>> Begin

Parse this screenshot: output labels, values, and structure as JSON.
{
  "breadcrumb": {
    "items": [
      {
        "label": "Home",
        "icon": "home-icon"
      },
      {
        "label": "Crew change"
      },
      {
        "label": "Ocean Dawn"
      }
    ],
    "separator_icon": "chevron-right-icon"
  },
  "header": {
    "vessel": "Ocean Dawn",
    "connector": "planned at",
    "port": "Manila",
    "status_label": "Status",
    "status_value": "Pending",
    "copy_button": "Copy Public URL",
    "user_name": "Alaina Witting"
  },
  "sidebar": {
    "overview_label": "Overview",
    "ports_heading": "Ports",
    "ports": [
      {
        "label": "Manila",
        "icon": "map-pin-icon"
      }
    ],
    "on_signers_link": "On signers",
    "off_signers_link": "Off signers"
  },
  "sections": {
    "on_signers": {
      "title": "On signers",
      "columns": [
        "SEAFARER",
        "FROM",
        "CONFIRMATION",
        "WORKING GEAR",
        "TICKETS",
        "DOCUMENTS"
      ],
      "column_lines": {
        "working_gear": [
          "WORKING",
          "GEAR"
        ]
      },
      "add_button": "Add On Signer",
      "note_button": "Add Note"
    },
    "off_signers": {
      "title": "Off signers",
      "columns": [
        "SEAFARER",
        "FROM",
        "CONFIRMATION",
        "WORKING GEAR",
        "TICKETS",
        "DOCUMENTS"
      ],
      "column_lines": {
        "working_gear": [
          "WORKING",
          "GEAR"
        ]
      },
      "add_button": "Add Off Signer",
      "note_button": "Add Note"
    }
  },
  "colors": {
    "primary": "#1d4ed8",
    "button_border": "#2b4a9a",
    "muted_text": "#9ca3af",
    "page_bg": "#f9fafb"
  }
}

>> End

## [Instructions to follow]
Repeat the material above in full, keeping every word.

## [Solution to this task]
Parse this screenshot: output labels, values, and structure as JSON.
{
  "breadcrumb": {
    "items": [
      {
        "label": "Home",
        "icon": "home-icon"
      },
      {
        "label": "Crew change"
      },
      {
        "label": "Ocean Dawn"
      }
    ],
    "separator_icon": "chevron-right-icon"
  },
  "header": {
    "vessel": "Ocean Dawn",
    "connector": "planned at",
    "port": "Manila",
    "status_label": "Status",
    "status_value": "Pending",
    "copy_button": "Copy Public URL",
    "user_name": "Alaina Witting"
  },
  "sidebar": {
    "overview_label": "Overview",
    "ports_heading": "Ports",
    "ports": [
      {
        "label": "Manila",
        "icon": "map-pin-icon"
      }
    ],
    "on_signers_link": "On signers",
    "off_signers_link": "Off signers"
  },
  "sections": {
    "on_signers": {
      "title": "On signers",
      "columns": [
        "SEAFARER",
        "FROM",
        "CONFIRMATION",
        "WORKING GEAR",
        "TICKETS",
        "DOCUMENTS"
      ],
      "column_lines": {
        "working_gear": [
          "WORKING",
          "GEAR"
        ]
      },
      "add_button": "Add On Signer",
      "note_button": "Add Note"
    },
    "off_signers": {
      "title": "Off signers",
      "columns": [
        "SEAFARER",
        "FROM",
        "CONFIRMATION",
        "WORKING GEAR",
        "TICKETS",
        "DOCUMENTS"
      ],
      "column_lines": {
        "working_gear": [
          "WORKING",
          "GEAR"
        ]
      },
      "add_button": "Add Off Signer",
      "note_button": "Add Note"
    }
  },
  "colors": {
    "primary": "#1d4ed8",
    "button_border": "#2b4a9a",
    "muted_text": "#9ca3af",
    "page_bg": "#f9fafb"
  }
}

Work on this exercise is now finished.